Set exercise - Locate the string "eject" in the records below. Copy every line where it occurs.
## Begin Material for this exercise
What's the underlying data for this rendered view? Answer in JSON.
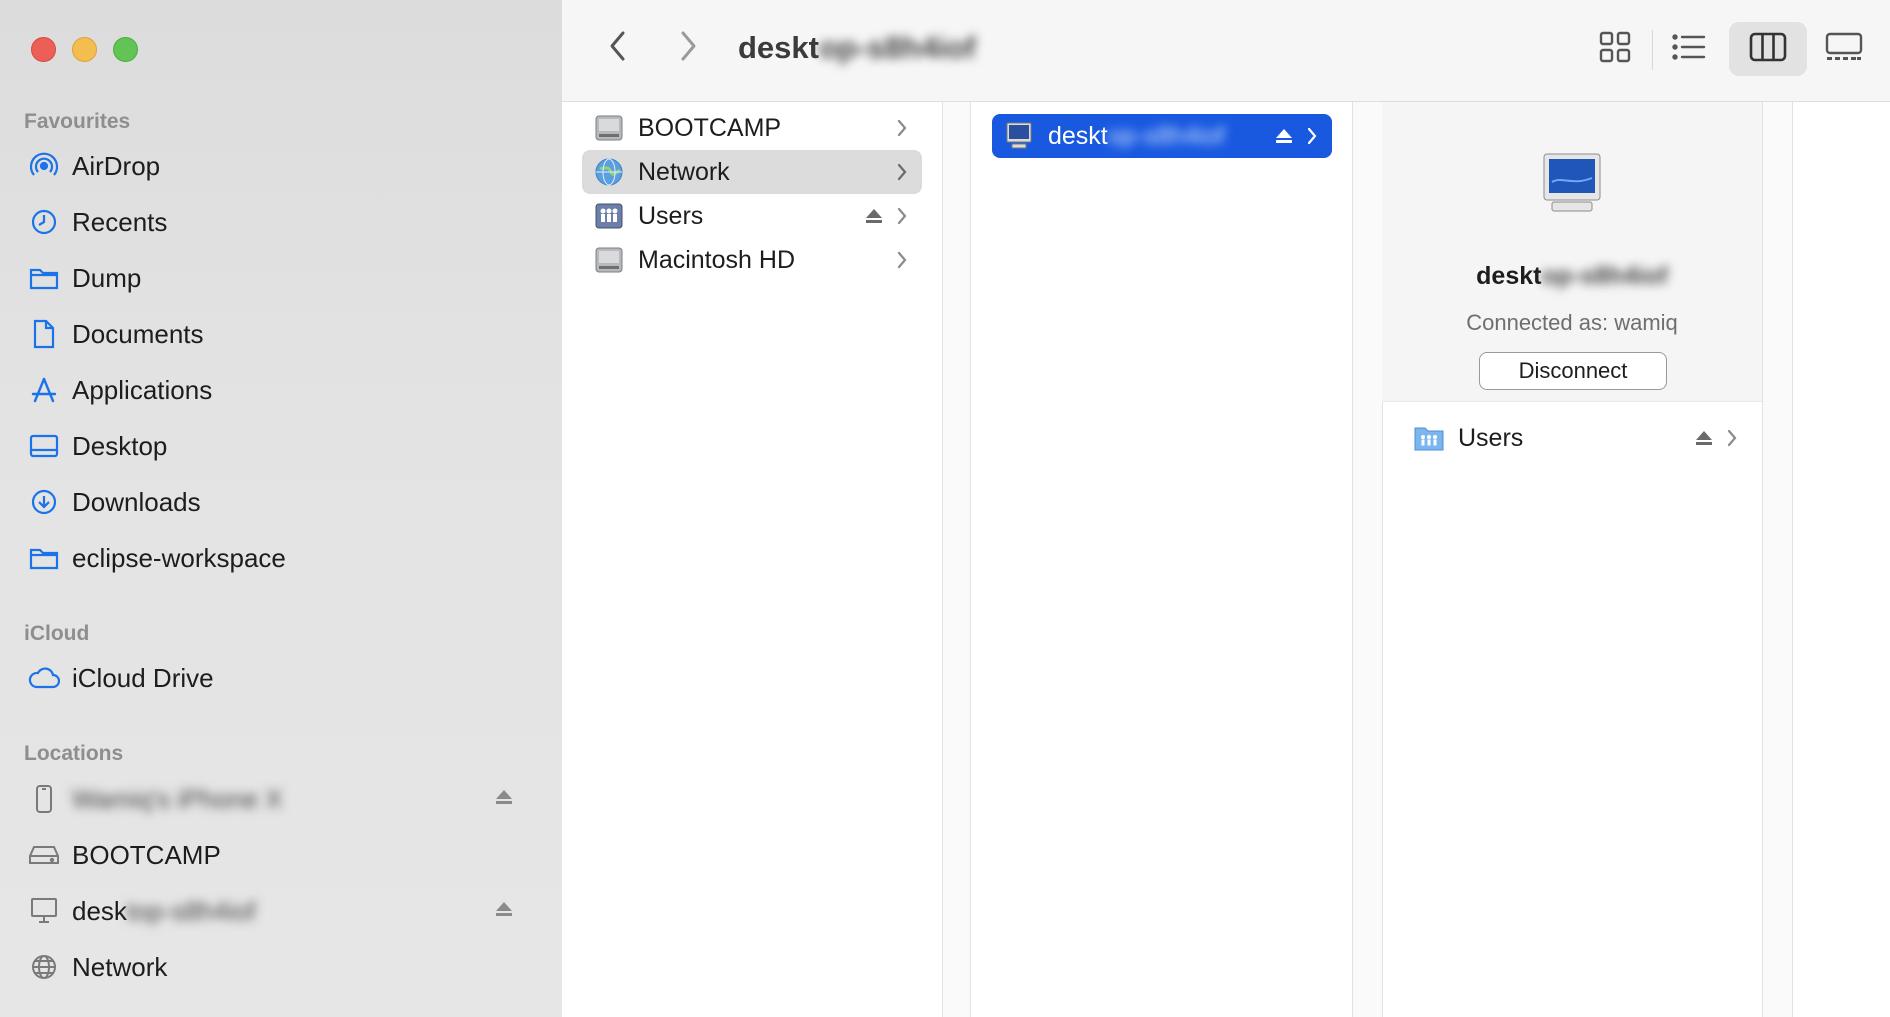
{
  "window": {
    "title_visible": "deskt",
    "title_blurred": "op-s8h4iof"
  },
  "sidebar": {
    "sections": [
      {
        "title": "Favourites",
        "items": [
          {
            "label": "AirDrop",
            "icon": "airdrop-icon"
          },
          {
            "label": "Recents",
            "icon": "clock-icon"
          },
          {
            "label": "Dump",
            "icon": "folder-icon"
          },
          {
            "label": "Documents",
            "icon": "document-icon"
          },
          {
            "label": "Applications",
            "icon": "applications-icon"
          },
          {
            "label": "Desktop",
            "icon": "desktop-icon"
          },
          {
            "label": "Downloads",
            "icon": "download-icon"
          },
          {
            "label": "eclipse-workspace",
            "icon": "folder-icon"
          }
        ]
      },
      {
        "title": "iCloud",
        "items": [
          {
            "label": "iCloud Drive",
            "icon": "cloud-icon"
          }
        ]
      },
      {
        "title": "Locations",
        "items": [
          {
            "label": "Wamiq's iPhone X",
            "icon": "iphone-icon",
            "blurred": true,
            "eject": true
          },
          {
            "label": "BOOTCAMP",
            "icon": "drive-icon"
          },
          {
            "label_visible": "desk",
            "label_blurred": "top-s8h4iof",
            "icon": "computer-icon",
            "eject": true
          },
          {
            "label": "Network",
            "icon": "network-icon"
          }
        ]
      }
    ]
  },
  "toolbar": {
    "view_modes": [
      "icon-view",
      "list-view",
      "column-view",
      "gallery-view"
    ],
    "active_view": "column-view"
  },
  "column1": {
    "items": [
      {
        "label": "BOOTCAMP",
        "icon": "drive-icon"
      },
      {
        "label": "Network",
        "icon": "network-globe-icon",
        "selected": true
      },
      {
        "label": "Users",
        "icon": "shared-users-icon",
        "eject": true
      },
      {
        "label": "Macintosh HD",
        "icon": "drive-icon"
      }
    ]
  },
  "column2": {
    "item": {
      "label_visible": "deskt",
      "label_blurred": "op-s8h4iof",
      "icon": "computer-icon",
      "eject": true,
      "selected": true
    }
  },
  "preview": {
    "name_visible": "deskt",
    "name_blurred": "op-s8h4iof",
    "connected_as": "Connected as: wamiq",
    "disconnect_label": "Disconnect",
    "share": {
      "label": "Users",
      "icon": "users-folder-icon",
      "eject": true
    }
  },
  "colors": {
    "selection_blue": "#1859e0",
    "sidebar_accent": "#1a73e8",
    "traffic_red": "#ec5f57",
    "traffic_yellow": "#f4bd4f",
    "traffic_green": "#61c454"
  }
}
## End Material for this exercise
## Begin Material for this exercise
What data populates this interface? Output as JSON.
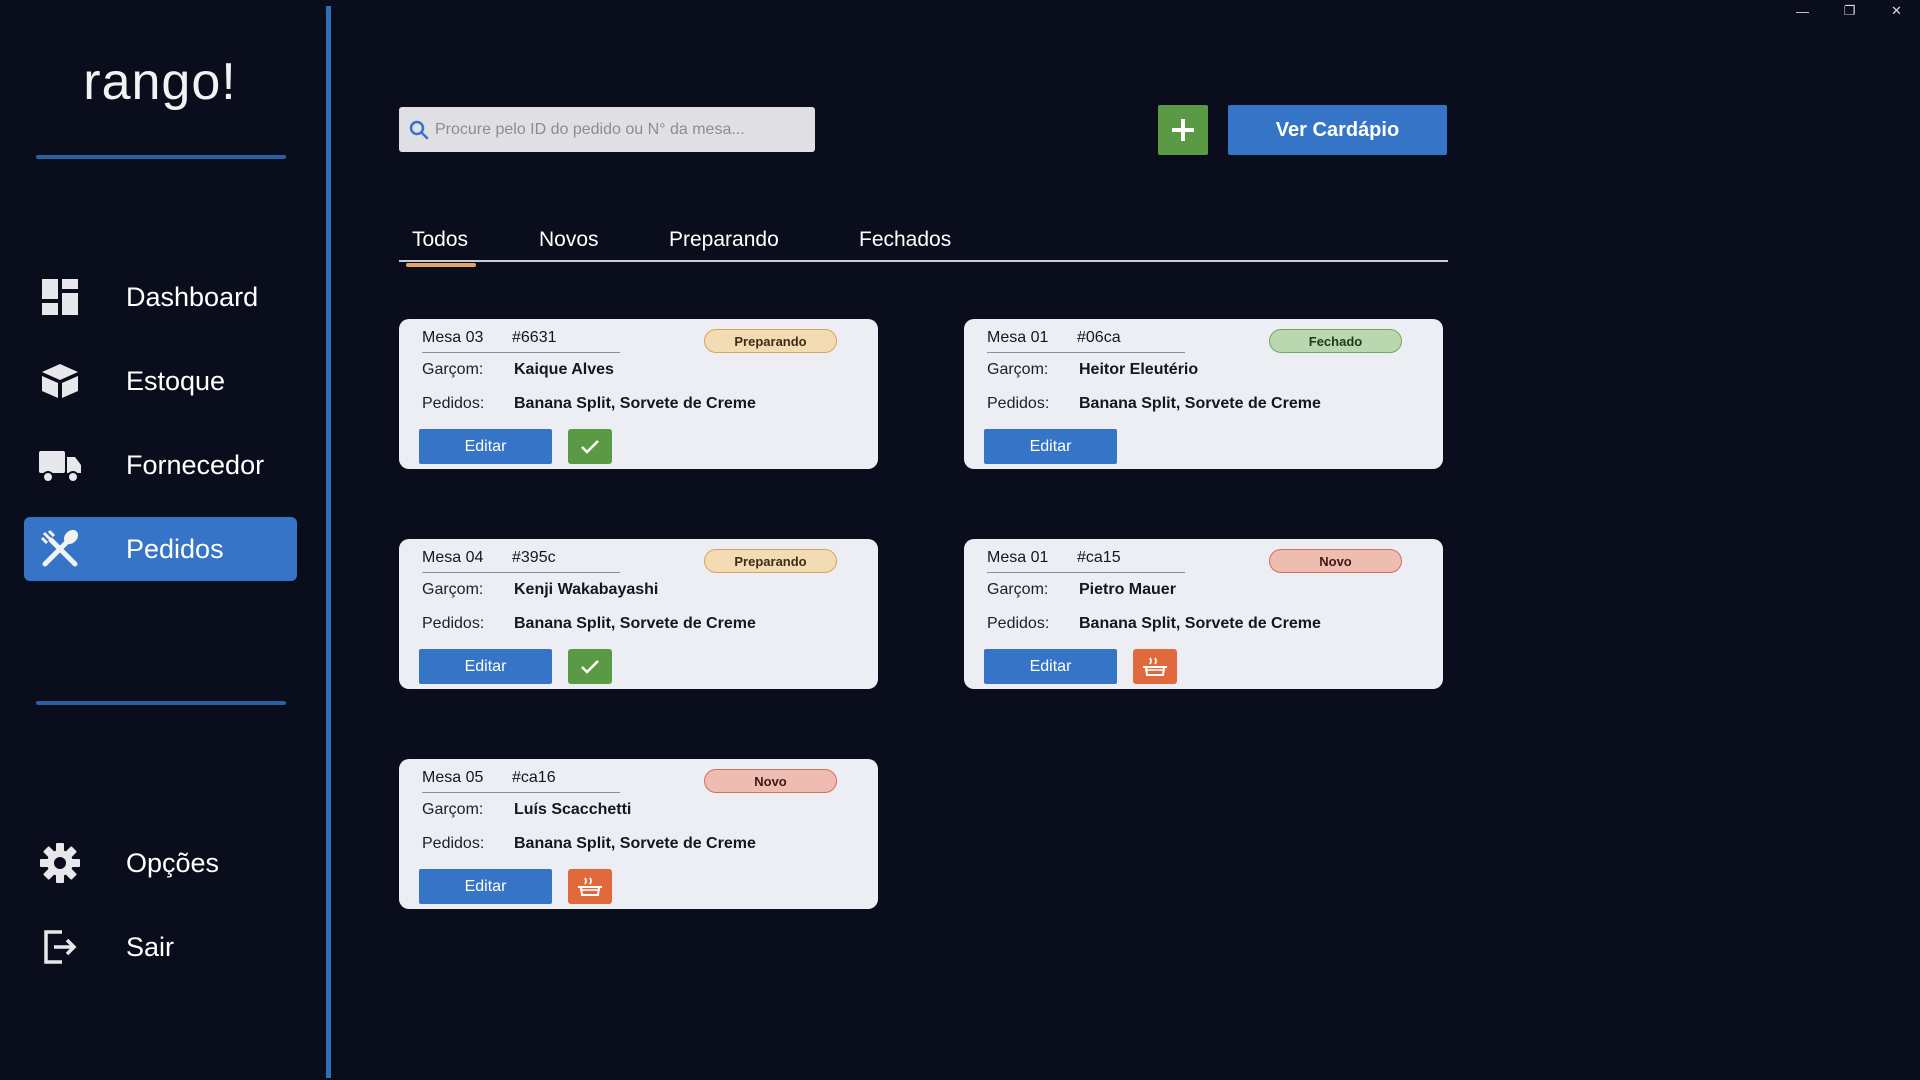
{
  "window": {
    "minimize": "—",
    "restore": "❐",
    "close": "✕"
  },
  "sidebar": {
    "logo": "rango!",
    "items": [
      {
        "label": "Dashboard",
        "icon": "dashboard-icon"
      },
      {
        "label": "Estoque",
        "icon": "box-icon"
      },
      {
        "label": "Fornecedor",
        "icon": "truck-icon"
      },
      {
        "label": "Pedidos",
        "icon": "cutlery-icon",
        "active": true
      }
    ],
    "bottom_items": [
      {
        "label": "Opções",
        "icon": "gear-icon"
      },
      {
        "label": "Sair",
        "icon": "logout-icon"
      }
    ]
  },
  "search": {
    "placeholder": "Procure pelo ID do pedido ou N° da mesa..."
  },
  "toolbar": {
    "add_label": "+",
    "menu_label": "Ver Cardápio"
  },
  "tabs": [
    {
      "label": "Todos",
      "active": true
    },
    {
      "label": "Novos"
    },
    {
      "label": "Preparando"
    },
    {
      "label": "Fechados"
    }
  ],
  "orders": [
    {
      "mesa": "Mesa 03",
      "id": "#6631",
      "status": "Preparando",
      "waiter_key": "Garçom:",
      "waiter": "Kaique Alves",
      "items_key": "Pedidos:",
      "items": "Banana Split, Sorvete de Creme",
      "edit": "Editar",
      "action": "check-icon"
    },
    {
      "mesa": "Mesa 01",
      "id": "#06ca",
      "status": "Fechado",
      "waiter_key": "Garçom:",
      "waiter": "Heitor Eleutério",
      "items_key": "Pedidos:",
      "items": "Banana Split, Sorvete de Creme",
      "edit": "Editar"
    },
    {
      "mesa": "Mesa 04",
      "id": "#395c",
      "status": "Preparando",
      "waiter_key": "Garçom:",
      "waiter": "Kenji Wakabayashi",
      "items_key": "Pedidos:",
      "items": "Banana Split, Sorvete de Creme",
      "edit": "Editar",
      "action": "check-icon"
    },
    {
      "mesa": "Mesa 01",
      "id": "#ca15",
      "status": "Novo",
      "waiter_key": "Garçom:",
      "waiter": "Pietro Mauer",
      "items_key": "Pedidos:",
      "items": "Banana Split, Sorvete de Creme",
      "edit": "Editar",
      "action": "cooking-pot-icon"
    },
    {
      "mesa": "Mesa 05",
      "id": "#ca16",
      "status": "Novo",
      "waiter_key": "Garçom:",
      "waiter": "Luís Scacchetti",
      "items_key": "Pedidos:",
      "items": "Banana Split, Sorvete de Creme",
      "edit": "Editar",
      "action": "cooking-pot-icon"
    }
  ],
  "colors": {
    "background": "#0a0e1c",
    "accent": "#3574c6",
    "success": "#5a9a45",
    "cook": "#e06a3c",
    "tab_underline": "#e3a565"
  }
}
## End Material for this exercise
Task response -
            "eject": true
            "eject": true
        "eject": true
      "eject": true,
      "eject": true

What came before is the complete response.